> [TASK GOAL]: Write the data out again exactly, with no pictures.

> [DATA RECORDS]:
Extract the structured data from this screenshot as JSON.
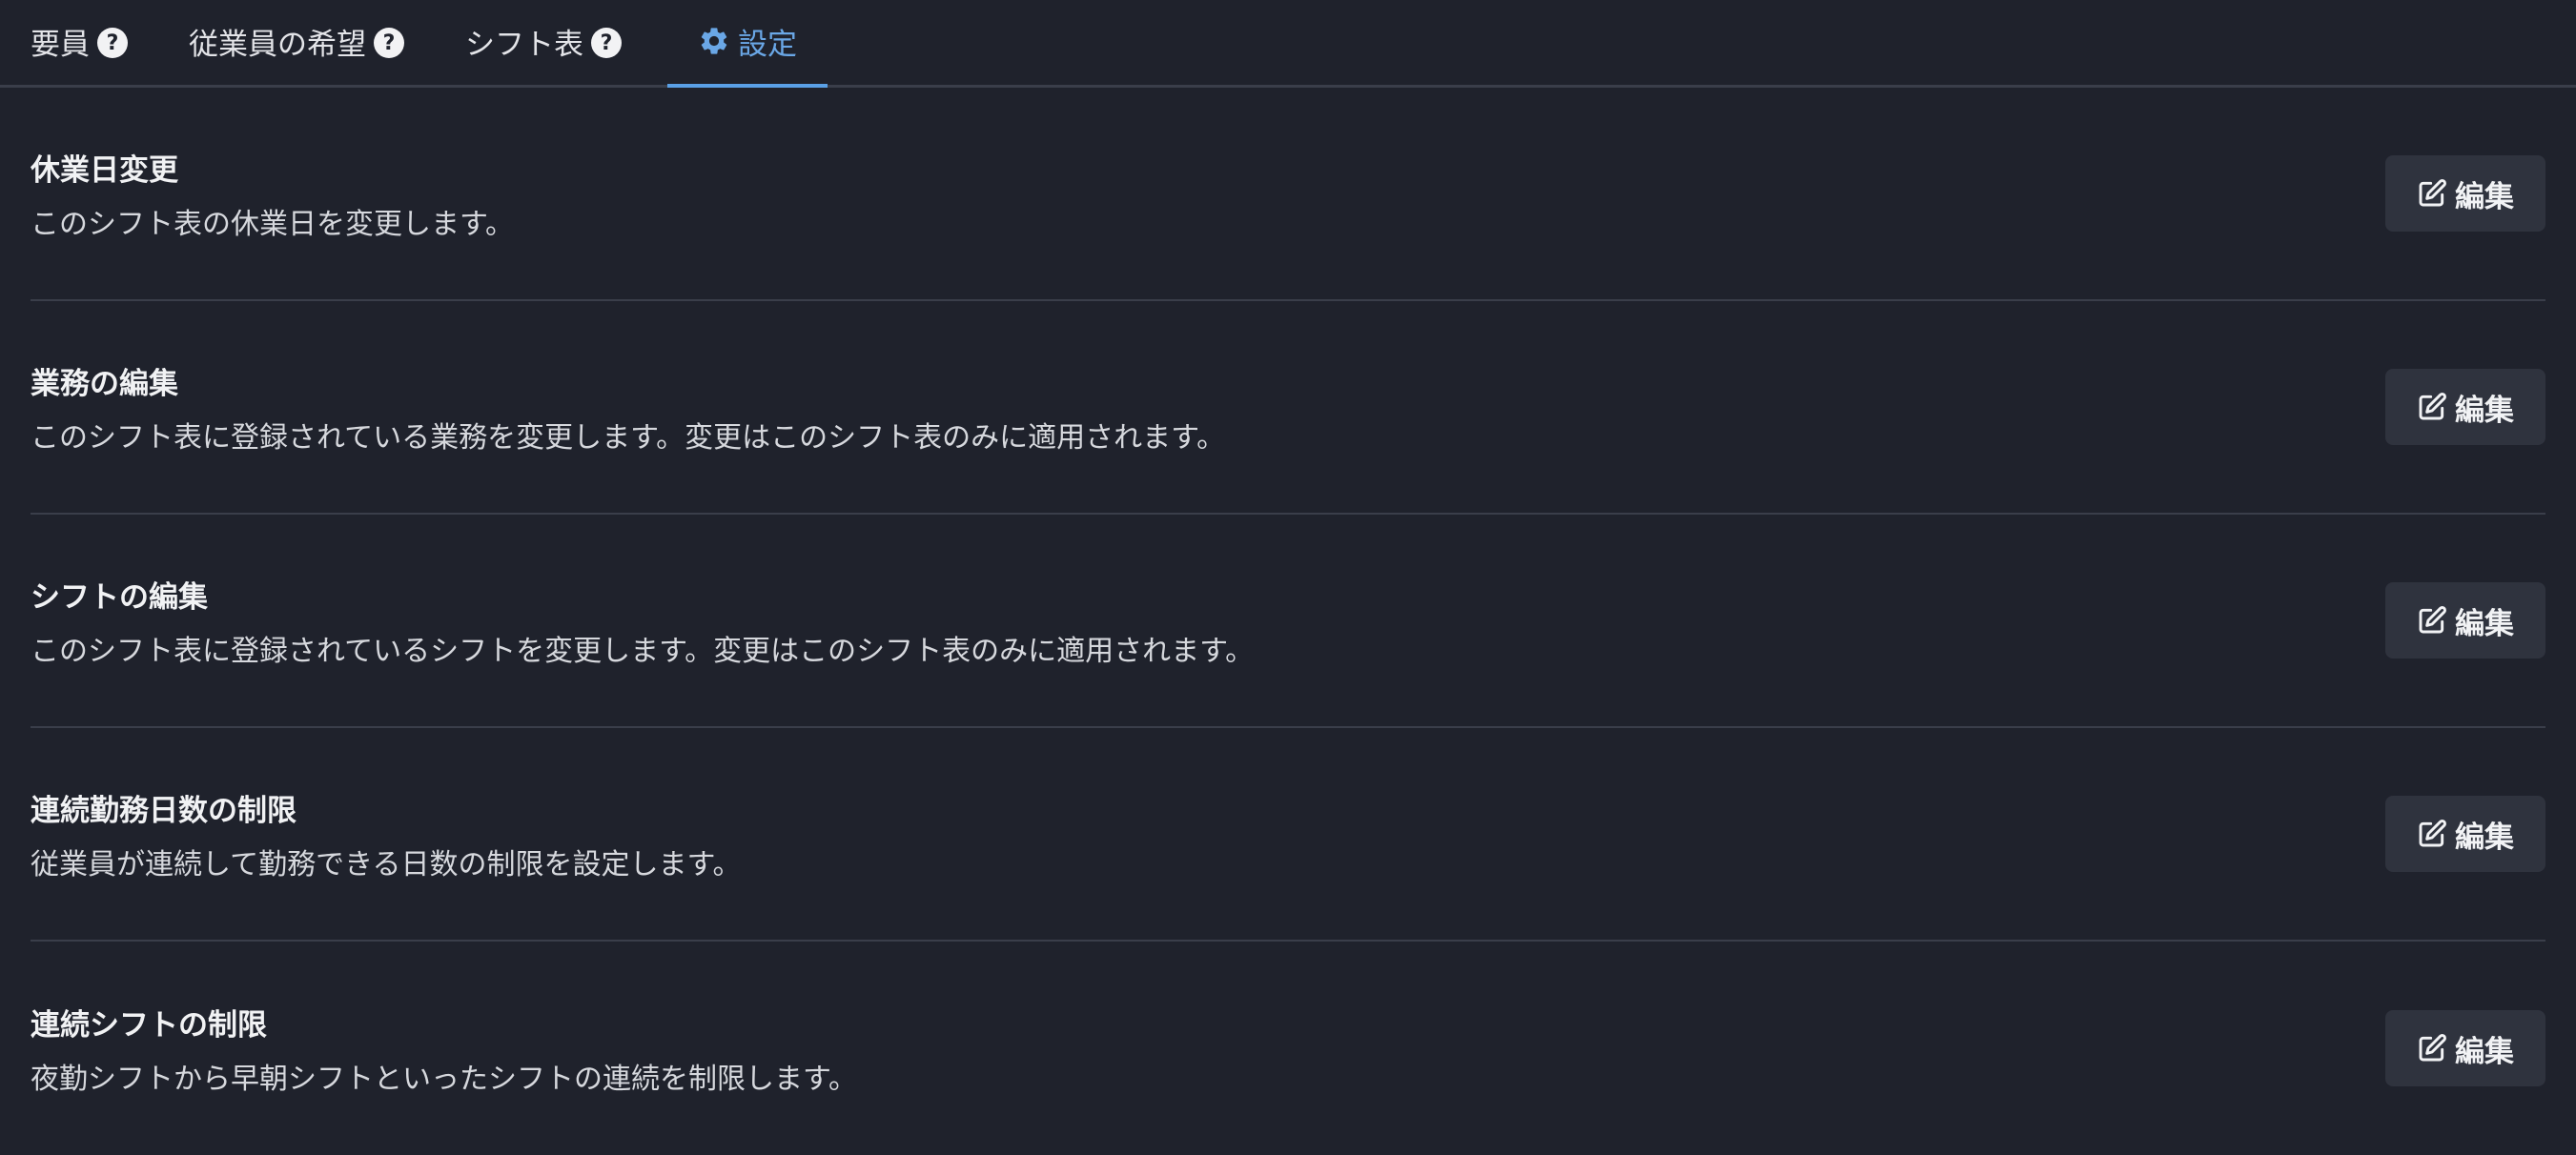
{
  "tabs": [
    {
      "label": "要員",
      "help": "?"
    },
    {
      "label": "従業員の希望",
      "help": "?"
    },
    {
      "label": "シフト表",
      "help": "?"
    },
    {
      "label": "設定"
    }
  ],
  "settings": [
    {
      "title": "休業日変更",
      "description": "このシフト表の休業日を変更します。",
      "button": "編集"
    },
    {
      "title": "業務の編集",
      "description": "このシフト表に登録されている業務を変更します。変更はこのシフト表のみに適用されます。",
      "button": "編集"
    },
    {
      "title": "シフトの編集",
      "description": "このシフト表に登録されているシフトを変更します。変更はこのシフト表のみに適用されます。",
      "button": "編集"
    },
    {
      "title": "連続勤務日数の制限",
      "description": "従業員が連続して勤務できる日数の制限を設定します。",
      "button": "編集"
    },
    {
      "title": "連続シフトの制限",
      "description": "夜勤シフトから早朝シフトといったシフトの連続を制限します。",
      "button": "編集"
    }
  ],
  "colors": {
    "background": "#1f222c",
    "accent": "#5aa0e6",
    "button": "#2f333e",
    "divider": "#3a3e4a"
  }
}
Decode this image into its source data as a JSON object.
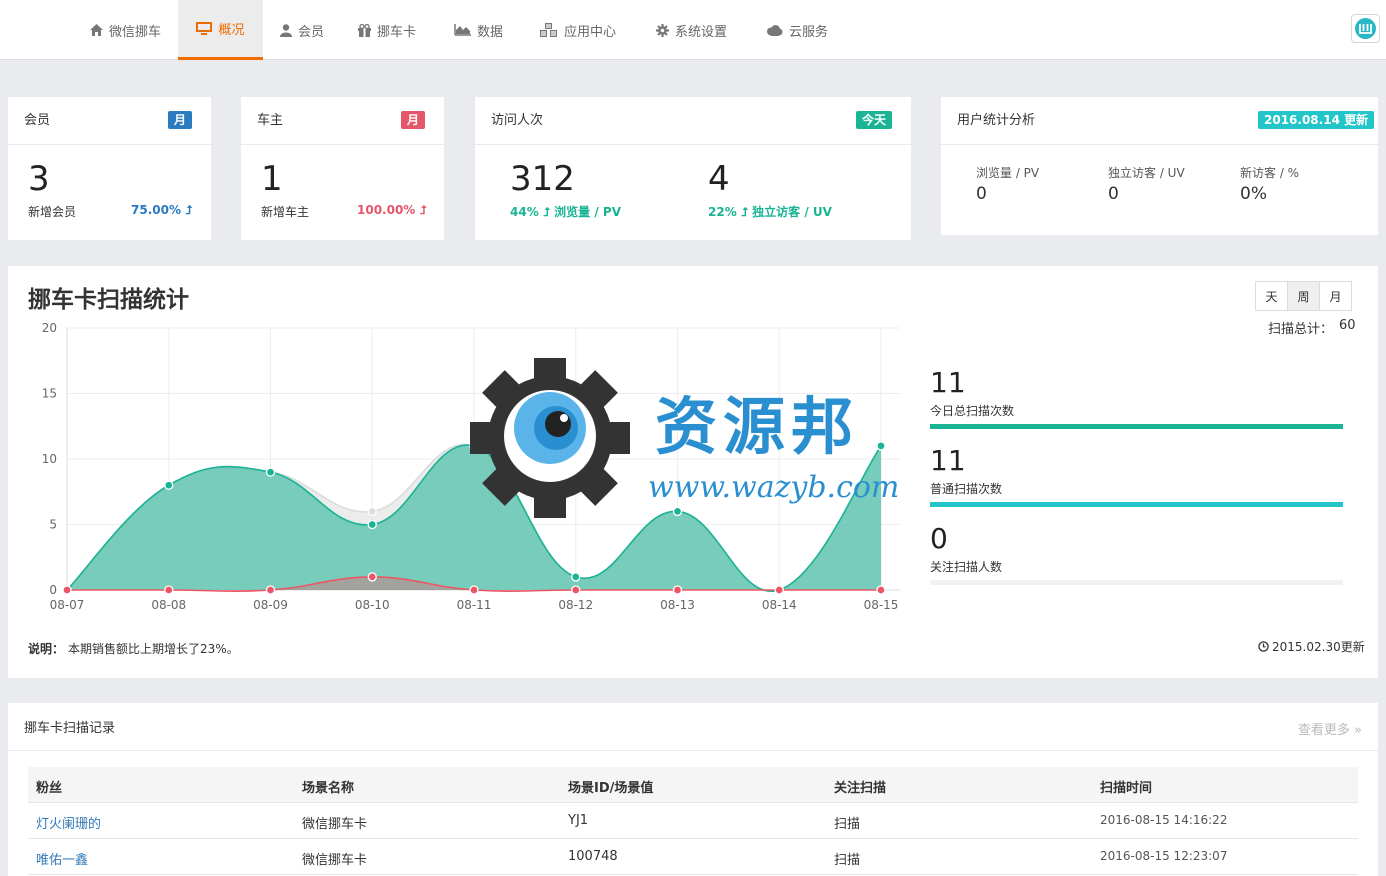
{
  "nav": {
    "items": [
      {
        "label": "微信挪车",
        "icon": "home-icon"
      },
      {
        "label": "概况",
        "icon": "monitor-icon"
      },
      {
        "label": "会员",
        "icon": "user-icon"
      },
      {
        "label": "挪车卡",
        "icon": "gift-icon"
      },
      {
        "label": "数据",
        "icon": "area-chart-icon"
      },
      {
        "label": "应用中心",
        "icon": "cubes-icon"
      },
      {
        "label": "系统设置",
        "icon": "gear-icon"
      },
      {
        "label": "云服务",
        "icon": "cloud-icon"
      }
    ],
    "active_index": 1,
    "accent": "#ef6c00"
  },
  "cards": {
    "member": {
      "title": "会员",
      "badge": "月",
      "badge_color": "#2a7bbf",
      "value": "3",
      "label": "新增会员",
      "pct": "75.00% ⮥",
      "pct_color": "#2a7bbf"
    },
    "owner": {
      "title": "车主",
      "badge": "月",
      "badge_color": "#e5566a",
      "value": "1",
      "label": "新增车主",
      "pct": "100.00% ⮥",
      "pct_color": "#e5566a"
    },
    "visits": {
      "title": "访问人次",
      "badge": "今天",
      "badge_color": "#1ab394",
      "pv_value": "312",
      "pv_pct": "44% ⮥ 浏览量 / PV",
      "uv_value": "4",
      "uv_pct": "22% ⮥ 独立访客 / UV",
      "pct_color": "#1ab394"
    },
    "analysis": {
      "title": "用户统计分析",
      "badge": "2016.08.14 更新",
      "badge_color": "#23c6c8",
      "stats": [
        {
          "label": "浏览量 / PV",
          "value": "0"
        },
        {
          "label": "独立访客 / UV",
          "value": "0"
        },
        {
          "label": "新访客 / %",
          "value": "0%"
        }
      ]
    }
  },
  "scan": {
    "title": "挪车卡扫描统计",
    "range_buttons": [
      "天",
      "周",
      "月"
    ],
    "active_range": 1,
    "total_label": "扫描总计：",
    "total_value": "60",
    "side_stats": [
      {
        "value": "11",
        "label": "今日总扫描次数",
        "fill": 1.0,
        "color": "#1ab394"
      },
      {
        "value": "11",
        "label": "普通扫描次数",
        "fill": 1.0,
        "color": "#23c6c8"
      },
      {
        "value": "0",
        "label": "关注扫描人数",
        "fill": 0.0,
        "color": "#1ab394"
      }
    ],
    "note_label": "说明：",
    "note_text": "本期销售额比上期增长了23%。",
    "updated": "2015.02.30更新"
  },
  "chart_data": {
    "type": "area",
    "categories": [
      "08-07",
      "08-08",
      "08-09",
      "08-10",
      "08-11",
      "08-12",
      "08-13",
      "08-14",
      "08-15"
    ],
    "ylim": [
      0,
      20
    ],
    "yticks": [
      0,
      5,
      10,
      15,
      20
    ],
    "grid": true,
    "series": [
      {
        "values": [
          0,
          8,
          9,
          6,
          11,
          1,
          6,
          0,
          11
        ],
        "color": "#dcdcdc"
      },
      {
        "values": [
          0,
          8,
          9,
          5,
          11,
          1,
          6,
          0,
          11
        ],
        "color": "#1ab394"
      },
      {
        "values": [
          0,
          0,
          0,
          1,
          0,
          0,
          0,
          0,
          0
        ],
        "color": "#ed5565"
      }
    ]
  },
  "watermark": {
    "cn": "资源邦",
    "url": "www.wazyb.com"
  },
  "records": {
    "title": "挪车卡扫描记录",
    "more": "查看更多 »",
    "columns": [
      "粉丝",
      "场景名称",
      "场景ID/场景值",
      "关注扫描",
      "扫描时间"
    ],
    "rows": [
      [
        "灯火阑珊的",
        "微信挪车卡",
        "YJ1",
        "扫描",
        "2016-08-15 14:16:22"
      ],
      [
        "唯佑一鑫",
        "微信挪车卡",
        "100748",
        "扫描",
        "2016-08-15 12:23:07"
      ]
    ]
  }
}
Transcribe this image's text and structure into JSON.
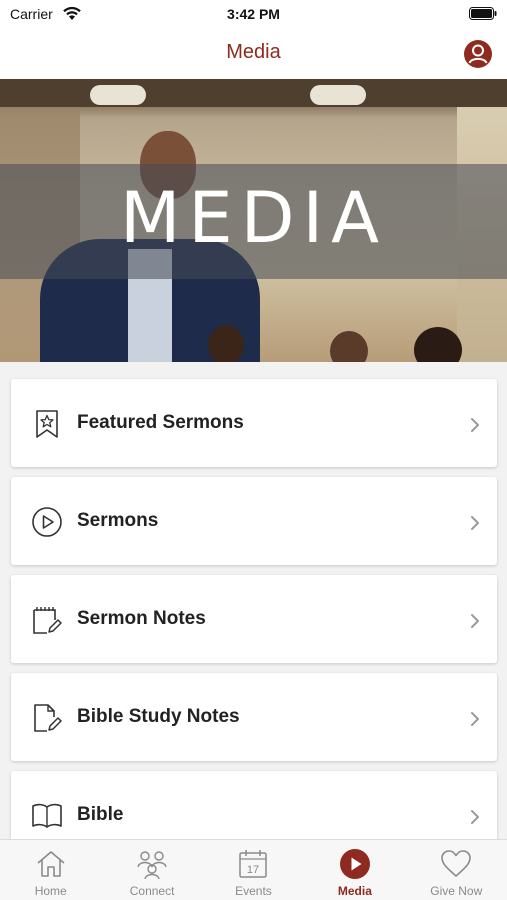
{
  "status_bar": {
    "carrier": "Carrier",
    "time": "3:42 PM",
    "wifi_icon": "wifi-icon",
    "battery_icon": "battery-icon"
  },
  "nav_bar": {
    "title": "Media",
    "profile_icon": "profile-icon"
  },
  "hero": {
    "title": "MEDIA"
  },
  "menu": {
    "items": [
      {
        "label": "Featured Sermons",
        "icon": "star-bookmark-icon"
      },
      {
        "label": "Sermons",
        "icon": "play-circle-icon"
      },
      {
        "label": "Sermon Notes",
        "icon": "notepad-pencil-icon"
      },
      {
        "label": "Bible Study Notes",
        "icon": "document-pencil-icon"
      },
      {
        "label": "Bible",
        "icon": "open-book-icon"
      }
    ]
  },
  "tab_bar": {
    "tabs": [
      {
        "label": "Home",
        "icon": "home-icon",
        "active": false
      },
      {
        "label": "Connect",
        "icon": "people-icon",
        "active": false
      },
      {
        "label": "Events",
        "icon": "calendar-icon",
        "active": false,
        "icon_text": "17"
      },
      {
        "label": "Media",
        "icon": "play-circle-filled-icon",
        "active": true
      },
      {
        "label": "Give Now",
        "icon": "heart-icon",
        "active": false
      }
    ]
  },
  "colors": {
    "accent": "#8f2a1f",
    "inactive": "#8a8a8a",
    "background": "#f2f2f2"
  }
}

> [RESULT]:
Extract the structured data from this screenshot as JSON.
{
  "tabs": [
    {
      "label": "要員",
      "help": "?"
    },
    {
      "label": "従業員の希望",
      "help": "?"
    },
    {
      "label": "シフト表",
      "help": "?"
    },
    {
      "label": "設定"
    }
  ],
  "settings": [
    {
      "title": "休業日変更",
      "description": "このシフト表の休業日を変更します。",
      "button": "編集"
    },
    {
      "title": "業務の編集",
      "description": "このシフト表に登録されている業務を変更します。変更はこのシフト表のみに適用されます。",
      "button": "編集"
    },
    {
      "title": "シフトの編集",
      "description": "このシフト表に登録されているシフトを変更します。変更はこのシフト表のみに適用されます。",
      "button": "編集"
    },
    {
      "title": "連続勤務日数の制限",
      "description": "従業員が連続して勤務できる日数の制限を設定します。",
      "button": "編集"
    },
    {
      "title": "連続シフトの制限",
      "description": "夜勤シフトから早朝シフトといったシフトの連続を制限します。",
      "button": "編集"
    }
  ],
  "colors": {
    "background": "#1f222c",
    "accent": "#5aa0e6",
    "button": "#2f333e",
    "divider": "#3a3e4a"
  }
}
Decode this image into its source data as a JSON object.
{
  "nav": {
    "items": [
      {
        "label": "微信挪车",
        "icon": "home-icon"
      },
      {
        "label": "概况",
        "icon": "monitor-icon"
      },
      {
        "label": "会员",
        "icon": "user-icon"
      },
      {
        "label": "挪车卡",
        "icon": "gift-icon"
      },
      {
        "label": "数据",
        "icon": "area-chart-icon"
      },
      {
        "label": "应用中心",
        "icon": "cubes-icon"
      },
      {
        "label": "系统设置",
        "icon": "gear-icon"
      },
      {
        "label": "云服务",
        "icon": "cloud-icon"
      }
    ],
    "active_index": 1,
    "accent": "#ef6c00"
  },
  "cards": {
    "member": {
      "title": "会员",
      "badge": "月",
      "badge_color": "#2a7bbf",
      "value": "3",
      "label": "新增会员",
      "pct": "75.00% ⮥",
      "pct_color": "#2a7bbf"
    },
    "owner": {
      "title": "车主",
      "badge": "月",
      "badge_color": "#e5566a",
      "value": "1",
      "label": "新增车主",
      "pct": "100.00% ⮥",
      "pct_color": "#e5566a"
    },
    "visits": {
      "title": "访问人次",
      "badge": "今天",
      "badge_color": "#1ab394",
      "pv_value": "312",
      "pv_pct": "44% ⮥ 浏览量 / PV",
      "uv_value": "4",
      "uv_pct": "22% ⮥ 独立访客 / UV",
      "pct_color": "#1ab394"
    },
    "analysis": {
      "title": "用户统计分析",
      "badge": "2016.08.14 更新",
      "badge_color": "#23c6c8",
      "stats": [
        {
          "label": "浏览量 / PV",
          "value": "0"
        },
        {
          "label": "独立访客 / UV",
          "value": "0"
        },
        {
          "label": "新访客 / %",
          "value": "0%"
        }
      ]
    }
  },
  "scan": {
    "title": "挪车卡扫描统计",
    "range_buttons": [
      "天",
      "周",
      "月"
    ],
    "active_range": 1,
    "total_label": "扫描总计：",
    "total_value": "60",
    "side_stats": [
      {
        "value": "11",
        "label": "今日总扫描次数",
        "fill": 1.0,
        "color": "#1ab394"
      },
      {
        "value": "11",
        "label": "普通扫描次数",
        "fill": 1.0,
        "color": "#23c6c8"
      },
      {
        "value": "0",
        "label": "关注扫描人数",
        "fill": 0.0,
        "color": "#1ab394"
      }
    ],
    "note_label": "说明：",
    "note_text": "本期销售额比上期增长了23%。",
    "updated": "2015.02.30更新"
  },
  "chart_data": {
    "type": "area",
    "categories": [
      "08-07",
      "08-08",
      "08-09",
      "08-10",
      "08-11",
      "08-12",
      "08-13",
      "08-14",
      "08-15"
    ],
    "ylim": [
      0,
      20
    ],
    "yticks": [
      0,
      5,
      10,
      15,
      20
    ],
    "grid": true,
    "series": [
      {
        "values": [
          0,
          8,
          9,
          6,
          11,
          1,
          6,
          0,
          11
        ],
        "color": "#dcdcdc"
      },
      {
        "values": [
          0,
          8,
          9,
          5,
          11,
          1,
          6,
          0,
          11
        ],
        "color": "#1ab394"
      },
      {
        "values": [
          0,
          0,
          0,
          1,
          0,
          0,
          0,
          0,
          0
        ],
        "color": "#ed5565"
      }
    ]
  },
  "watermark": {
    "cn": "资源邦",
    "url": "www.wazyb.com"
  },
  "records": {
    "title": "挪车卡扫描记录",
    "more": "查看更多 »",
    "columns": [
      "粉丝",
      "场景名称",
      "场景ID/场景值",
      "关注扫描",
      "扫描时间"
    ],
    "rows": [
      [
        "灯火阑珊的",
        "微信挪车卡",
        "YJ1",
        "扫描",
        "2016-08-15 14:16:22"
      ],
      [
        "唯佑一鑫",
        "微信挪车卡",
        "100748",
        "扫描",
        "2016-08-15 12:23:07"
      ]
    ]
  }
}
Transcribe this image's text and structure into JSON.
{
  "status_bar": {
    "carrier": "Carrier",
    "time": "3:42 PM",
    "wifi_icon": "wifi-icon",
    "battery_icon": "battery-icon"
  },
  "nav_bar": {
    "title": "Media",
    "profile_icon": "profile-icon"
  },
  "hero": {
    "title": "MEDIA"
  },
  "menu": {
    "items": [
      {
        "label": "Featured Sermons",
        "icon": "star-bookmark-icon"
      },
      {
        "label": "Sermons",
        "icon": "play-circle-icon"
      },
      {
        "label": "Sermon Notes",
        "icon": "notepad-pencil-icon"
      },
      {
        "label": "Bible Study Notes",
        "icon": "document-pencil-icon"
      },
      {
        "label": "Bible",
        "icon": "open-book-icon"
      }
    ]
  },
  "tab_bar": {
    "tabs": [
      {
        "label": "Home",
        "icon": "home-icon",
        "active": false
      },
      {
        "label": "Connect",
        "icon": "people-icon",
        "active": false
      },
      {
        "label": "Events",
        "icon": "calendar-icon",
        "active": false,
        "icon_text": "17"
      },
      {
        "label": "Media",
        "icon": "play-circle-filled-icon",
        "active": true
      },
      {
        "label": "Give Now",
        "icon": "heart-icon",
        "active": false
      }
    ]
  },
  "colors": {
    "accent": "#8f2a1f",
    "inactive": "#8a8a8a",
    "background": "#f2f2f2"
  }
}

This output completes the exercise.